Input records:
☆ ☆ ☆ ☆ ☆
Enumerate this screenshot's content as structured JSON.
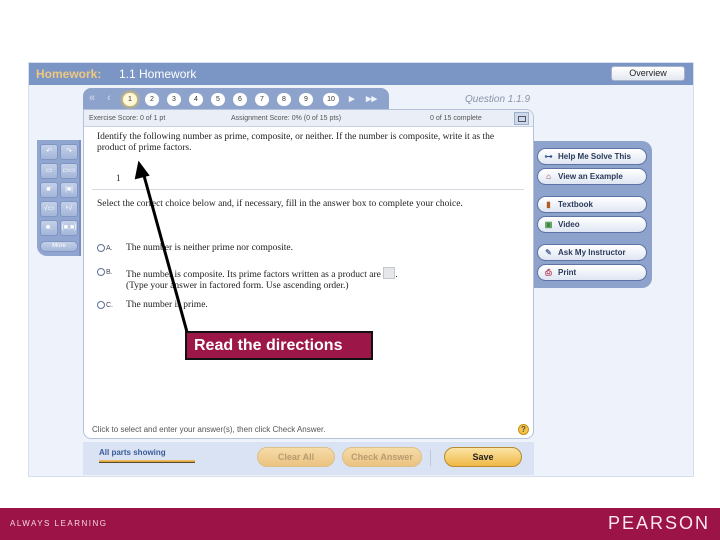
{
  "titlebar": {
    "label": "Homework:",
    "assignment": "1.1 Homework",
    "overview_label": "Overview"
  },
  "question_nav": {
    "first_icon": "double-left-arrow",
    "prev_icon": "left-arrow",
    "next_icon": "right-arrow",
    "last_icon": "double-right-arrow",
    "questions": [
      "1",
      "2",
      "3",
      "4",
      "5",
      "6",
      "7",
      "8",
      "9",
      "10"
    ],
    "active": "1",
    "question_label": "Question 1.1.9"
  },
  "scorebar": {
    "exercise_score": "Exercise Score: 0 of 1 pt",
    "assignment_score": "Assignment Score: 0% (0 of 15 pts)",
    "complete": "0 of 15 complete"
  },
  "question": {
    "prompt": "Identify the following number as prime, composite, or neither. If the number is composite, write it as the product of prime factors.",
    "number": "1",
    "instructions": "Select the correct choice below and, if necessary, fill in the answer box to complete your choice.",
    "choices": [
      {
        "label": "A.",
        "text": "The number is neither prime nor composite."
      },
      {
        "label": "B.",
        "text": "The number is composite. Its prime factors written as a product are",
        "suffix": ".",
        "note": "(Type your answer in factored form. Use ascending order.)"
      },
      {
        "label": "C.",
        "text": "The number is prime."
      }
    ],
    "hint": "Click to select and enter your answer(s), then click Check Answer.",
    "help_glyph": "?"
  },
  "footer": {
    "parts_label": "All parts showing",
    "clear_all": "Clear All",
    "check_answer": "Check Answer",
    "save": "Save"
  },
  "palette": {
    "buttons": [
      "↶",
      "↷",
      "▭",
      "▭▭",
      "■'",
      "|■|",
      "√▭",
      "ⁿ√",
      "■.",
      "(■,■)"
    ],
    "more": "More"
  },
  "help_panel": {
    "items": [
      {
        "icon": "key-icon",
        "glyph": "⊶",
        "color": "#2a4b80",
        "label": "Help Me Solve This"
      },
      {
        "icon": "example-icon",
        "glyph": "⌂",
        "color": "#a82036",
        "label": "View an Example"
      },
      {
        "icon": "textbook-icon",
        "glyph": "▮",
        "color": "#b35a1f",
        "label": "Textbook"
      },
      {
        "icon": "video-icon",
        "glyph": "▣",
        "color": "#3a8a3a",
        "label": "Video"
      },
      {
        "icon": "instructor-icon",
        "glyph": "✎",
        "color": "#5a6e9e",
        "label": "Ask My Instructor"
      },
      {
        "icon": "print-icon",
        "glyph": "⎙",
        "color": "#b03050",
        "label": "Print"
      }
    ]
  },
  "annotation": {
    "callout": "Read the directions"
  },
  "brand": {
    "tagline": "ALWAYS LEARNING",
    "logo": "PEARSON"
  }
}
☆ ☆ ☆ ☆ ☆
Task description:
In the listing above, find each line with the word "complete" and copy it.

Solution for this task:
    "complete": "0 of 15 complete"
    "instructions": "Select the correct choice below and, if necessary, fill in the answer box to complete your choice.",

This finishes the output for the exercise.